* _STATED TASK_
Copy down all of the data underneath, exactly as shown.

[Structured figure records]
=-=-=-=-=
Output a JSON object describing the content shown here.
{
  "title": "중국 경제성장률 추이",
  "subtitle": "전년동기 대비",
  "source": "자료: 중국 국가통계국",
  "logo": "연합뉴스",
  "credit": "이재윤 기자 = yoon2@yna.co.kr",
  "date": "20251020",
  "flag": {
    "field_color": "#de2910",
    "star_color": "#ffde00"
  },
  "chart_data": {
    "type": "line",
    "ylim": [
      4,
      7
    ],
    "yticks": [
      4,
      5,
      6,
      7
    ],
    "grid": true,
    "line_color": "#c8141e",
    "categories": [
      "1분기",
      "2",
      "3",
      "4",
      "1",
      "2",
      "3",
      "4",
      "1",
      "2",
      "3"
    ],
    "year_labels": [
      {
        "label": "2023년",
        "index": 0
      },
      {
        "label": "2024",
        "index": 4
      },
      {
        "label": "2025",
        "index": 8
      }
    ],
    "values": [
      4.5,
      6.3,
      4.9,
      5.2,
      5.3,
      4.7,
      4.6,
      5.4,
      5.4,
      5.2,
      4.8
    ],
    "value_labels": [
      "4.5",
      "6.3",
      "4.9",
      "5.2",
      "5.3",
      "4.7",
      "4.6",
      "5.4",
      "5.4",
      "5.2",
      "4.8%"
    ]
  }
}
=-=-=-=-=
* _EXPECTED OUTPUT_
Output a JSON object describing the content shown here.
{
  "title": "중국 경제성장률 추이",
  "subtitle": "전년동기 대비",
  "source": "자료: 중국 국가통계국",
  "logo": "연합뉴스",
  "credit": "이재윤 기자 = yoon2@yna.co.kr",
  "date": "20251020",
  "flag": {
    "field_color": "#de2910",
    "star_color": "#ffde00"
  },
  "chart_data": {
    "type": "line",
    "ylim": [
      4,
      7
    ],
    "yticks": [
      4,
      5,
      6,
      7
    ],
    "grid": true,
    "line_color": "#c8141e",
    "categories": [
      "1분기",
      "2",
      "3",
      "4",
      "1",
      "2",
      "3",
      "4",
      "1",
      "2",
      "3"
    ],
    "year_labels": [
      {
        "label": "2023년",
        "index": 0
      },
      {
        "label": "2024",
        "index": 4
      },
      {
        "label": "2025",
        "index": 8
      }
    ],
    "values": [
      4.5,
      6.3,
      4.9,
      5.2,
      5.3,
      4.7,
      4.6,
      5.4,
      5.4,
      5.2,
      4.8
    ],
    "value_labels": [
      "4.5",
      "6.3",
      "4.9",
      "5.2",
      "5.3",
      "4.7",
      "4.6",
      "5.4",
      "5.4",
      "5.2",
      "4.8%"
    ]
  }
}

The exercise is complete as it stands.